TASK BRIEF:
Type every record exactly as it appears.

Dataset entries on figures:
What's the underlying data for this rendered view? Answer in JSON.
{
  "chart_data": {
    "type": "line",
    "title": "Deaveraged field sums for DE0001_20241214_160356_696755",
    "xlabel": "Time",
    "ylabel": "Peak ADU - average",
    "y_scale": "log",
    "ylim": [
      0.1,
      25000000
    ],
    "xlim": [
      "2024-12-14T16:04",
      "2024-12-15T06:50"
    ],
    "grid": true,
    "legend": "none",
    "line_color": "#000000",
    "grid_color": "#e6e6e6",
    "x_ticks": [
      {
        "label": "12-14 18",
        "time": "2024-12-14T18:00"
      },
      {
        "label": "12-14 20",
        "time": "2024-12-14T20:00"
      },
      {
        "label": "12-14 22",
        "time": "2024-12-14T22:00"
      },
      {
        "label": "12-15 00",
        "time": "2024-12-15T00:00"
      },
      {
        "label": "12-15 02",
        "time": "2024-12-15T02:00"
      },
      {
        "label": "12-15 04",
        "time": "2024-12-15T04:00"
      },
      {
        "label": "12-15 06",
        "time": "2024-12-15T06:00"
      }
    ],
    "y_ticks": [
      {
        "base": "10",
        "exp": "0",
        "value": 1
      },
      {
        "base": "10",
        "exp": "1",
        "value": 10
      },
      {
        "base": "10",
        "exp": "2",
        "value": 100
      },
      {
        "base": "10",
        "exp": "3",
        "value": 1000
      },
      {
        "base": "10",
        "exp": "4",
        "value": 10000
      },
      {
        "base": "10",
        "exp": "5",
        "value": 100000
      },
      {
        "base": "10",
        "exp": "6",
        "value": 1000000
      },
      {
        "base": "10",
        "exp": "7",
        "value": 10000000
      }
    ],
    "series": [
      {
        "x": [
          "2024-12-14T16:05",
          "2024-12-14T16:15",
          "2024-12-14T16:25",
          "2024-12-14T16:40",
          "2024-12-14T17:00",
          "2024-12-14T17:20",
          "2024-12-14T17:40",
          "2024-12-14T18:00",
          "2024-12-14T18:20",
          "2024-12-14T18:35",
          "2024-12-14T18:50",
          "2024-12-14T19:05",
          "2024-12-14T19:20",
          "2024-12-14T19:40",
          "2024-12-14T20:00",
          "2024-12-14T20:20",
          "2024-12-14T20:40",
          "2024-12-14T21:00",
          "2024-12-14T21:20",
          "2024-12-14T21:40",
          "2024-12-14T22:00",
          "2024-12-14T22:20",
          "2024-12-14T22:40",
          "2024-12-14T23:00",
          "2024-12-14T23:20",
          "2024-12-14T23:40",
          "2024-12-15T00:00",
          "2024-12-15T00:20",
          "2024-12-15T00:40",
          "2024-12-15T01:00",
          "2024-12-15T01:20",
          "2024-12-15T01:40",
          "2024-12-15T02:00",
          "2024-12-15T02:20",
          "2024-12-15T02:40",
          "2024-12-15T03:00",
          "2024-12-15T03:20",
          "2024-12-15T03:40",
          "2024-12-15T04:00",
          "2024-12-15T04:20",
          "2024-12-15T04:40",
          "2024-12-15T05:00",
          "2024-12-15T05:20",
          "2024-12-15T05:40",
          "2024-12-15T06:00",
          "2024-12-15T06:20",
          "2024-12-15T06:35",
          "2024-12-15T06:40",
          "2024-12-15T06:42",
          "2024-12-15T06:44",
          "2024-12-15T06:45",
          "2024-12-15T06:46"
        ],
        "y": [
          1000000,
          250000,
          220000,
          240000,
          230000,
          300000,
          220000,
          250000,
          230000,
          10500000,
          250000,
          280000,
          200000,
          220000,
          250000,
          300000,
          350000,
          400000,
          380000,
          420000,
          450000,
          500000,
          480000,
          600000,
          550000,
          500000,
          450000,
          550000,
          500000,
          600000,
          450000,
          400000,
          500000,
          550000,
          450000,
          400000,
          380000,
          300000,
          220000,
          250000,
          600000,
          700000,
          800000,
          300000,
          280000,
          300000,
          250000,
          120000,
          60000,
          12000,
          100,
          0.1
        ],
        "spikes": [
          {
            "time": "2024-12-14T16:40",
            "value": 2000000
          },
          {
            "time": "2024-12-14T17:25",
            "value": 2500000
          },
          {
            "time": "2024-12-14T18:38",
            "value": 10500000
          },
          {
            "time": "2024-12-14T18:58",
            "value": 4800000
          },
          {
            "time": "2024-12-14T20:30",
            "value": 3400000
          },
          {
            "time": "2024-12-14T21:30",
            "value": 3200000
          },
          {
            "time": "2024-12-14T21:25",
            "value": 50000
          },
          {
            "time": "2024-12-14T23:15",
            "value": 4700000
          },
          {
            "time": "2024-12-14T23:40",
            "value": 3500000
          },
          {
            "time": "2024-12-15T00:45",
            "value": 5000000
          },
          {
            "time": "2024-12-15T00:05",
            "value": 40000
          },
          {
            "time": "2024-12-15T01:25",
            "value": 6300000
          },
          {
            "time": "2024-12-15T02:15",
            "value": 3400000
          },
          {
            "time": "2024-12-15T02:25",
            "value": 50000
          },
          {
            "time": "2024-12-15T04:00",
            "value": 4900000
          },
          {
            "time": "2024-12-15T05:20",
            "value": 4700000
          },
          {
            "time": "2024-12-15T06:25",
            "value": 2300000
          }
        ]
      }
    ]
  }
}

WRITTEN SOLUTION:
What's the underlying data for this rendered view? Answer in JSON.
{
  "chart_data": {
    "type": "line",
    "title": "Deaveraged field sums for DE0001_20241214_160356_696755",
    "xlabel": "Time",
    "ylabel": "Peak ADU - average",
    "y_scale": "log",
    "ylim": [
      0.1,
      25000000
    ],
    "xlim": [
      "2024-12-14T16:04",
      "2024-12-15T06:50"
    ],
    "grid": true,
    "legend": "none",
    "line_color": "#000000",
    "grid_color": "#e6e6e6",
    "x_ticks": [
      {
        "label": "12-14 18",
        "time": "2024-12-14T18:00"
      },
      {
        "label": "12-14 20",
        "time": "2024-12-14T20:00"
      },
      {
        "label": "12-14 22",
        "time": "2024-12-14T22:00"
      },
      {
        "label": "12-15 00",
        "time": "2024-12-15T00:00"
      },
      {
        "label": "12-15 02",
        "time": "2024-12-15T02:00"
      },
      {
        "label": "12-15 04",
        "time": "2024-12-15T04:00"
      },
      {
        "label": "12-15 06",
        "time": "2024-12-15T06:00"
      }
    ],
    "y_ticks": [
      {
        "base": "10",
        "exp": "0",
        "value": 1
      },
      {
        "base": "10",
        "exp": "1",
        "value": 10
      },
      {
        "base": "10",
        "exp": "2",
        "value": 100
      },
      {
        "base": "10",
        "exp": "3",
        "value": 1000
      },
      {
        "base": "10",
        "exp": "4",
        "value": 10000
      },
      {
        "base": "10",
        "exp": "5",
        "value": 100000
      },
      {
        "base": "10",
        "exp": "6",
        "value": 1000000
      },
      {
        "base": "10",
        "exp": "7",
        "value": 10000000
      }
    ],
    "series": [
      {
        "x": [
          "2024-12-14T16:05",
          "2024-12-14T16:15",
          "2024-12-14T16:25",
          "2024-12-14T16:40",
          "2024-12-14T17:00",
          "2024-12-14T17:20",
          "2024-12-14T17:40",
          "2024-12-14T18:00",
          "2024-12-14T18:20",
          "2024-12-14T18:35",
          "2024-12-14T18:50",
          "2024-12-14T19:05",
          "2024-12-14T19:20",
          "2024-12-14T19:40",
          "2024-12-14T20:00",
          "2024-12-14T20:20",
          "2024-12-14T20:40",
          "2024-12-14T21:00",
          "2024-12-14T21:20",
          "2024-12-14T21:40",
          "2024-12-14T22:00",
          "2024-12-14T22:20",
          "2024-12-14T22:40",
          "2024-12-14T23:00",
          "2024-12-14T23:20",
          "2024-12-14T23:40",
          "2024-12-15T00:00",
          "2024-12-15T00:20",
          "2024-12-15T00:40",
          "2024-12-15T01:00",
          "2024-12-15T01:20",
          "2024-12-15T01:40",
          "2024-12-15T02:00",
          "2024-12-15T02:20",
          "2024-12-15T02:40",
          "2024-12-15T03:00",
          "2024-12-15T03:20",
          "2024-12-15T03:40",
          "2024-12-15T04:00",
          "2024-12-15T04:20",
          "2024-12-15T04:40",
          "2024-12-15T05:00",
          "2024-12-15T05:20",
          "2024-12-15T05:40",
          "2024-12-15T06:00",
          "2024-12-15T06:20",
          "2024-12-15T06:35",
          "2024-12-15T06:40",
          "2024-12-15T06:42",
          "2024-12-15T06:44",
          "2024-12-15T06:45",
          "2024-12-15T06:46"
        ],
        "y": [
          1000000,
          250000,
          220000,
          240000,
          230000,
          300000,
          220000,
          250000,
          230000,
          10500000,
          250000,
          280000,
          200000,
          220000,
          250000,
          300000,
          350000,
          400000,
          380000,
          420000,
          450000,
          500000,
          480000,
          600000,
          550000,
          500000,
          450000,
          550000,
          500000,
          600000,
          450000,
          400000,
          500000,
          550000,
          450000,
          400000,
          380000,
          300000,
          220000,
          250000,
          600000,
          700000,
          800000,
          300000,
          280000,
          300000,
          250000,
          120000,
          60000,
          12000,
          100,
          0.1
        ],
        "spikes": [
          {
            "time": "2024-12-14T16:40",
            "value": 2000000
          },
          {
            "time": "2024-12-14T17:25",
            "value": 2500000
          },
          {
            "time": "2024-12-14T18:38",
            "value": 10500000
          },
          {
            "time": "2024-12-14T18:58",
            "value": 4800000
          },
          {
            "time": "2024-12-14T20:30",
            "value": 3400000
          },
          {
            "time": "2024-12-14T21:30",
            "value": 3200000
          },
          {
            "time": "2024-12-14T21:25",
            "value": 50000
          },
          {
            "time": "2024-12-14T23:15",
            "value": 4700000
          },
          {
            "time": "2024-12-14T23:40",
            "value": 3500000
          },
          {
            "time": "2024-12-15T00:45",
            "value": 5000000
          },
          {
            "time": "2024-12-15T00:05",
            "value": 40000
          },
          {
            "time": "2024-12-15T01:25",
            "value": 6300000
          },
          {
            "time": "2024-12-15T02:15",
            "value": 3400000
          },
          {
            "time": "2024-12-15T02:25",
            "value": 50000
          },
          {
            "time": "2024-12-15T04:00",
            "value": 4900000
          },
          {
            "time": "2024-12-15T05:20",
            "value": 4700000
          },
          {
            "time": "2024-12-15T06:25",
            "value": 2300000
          }
        ]
      }
    ]
  }
}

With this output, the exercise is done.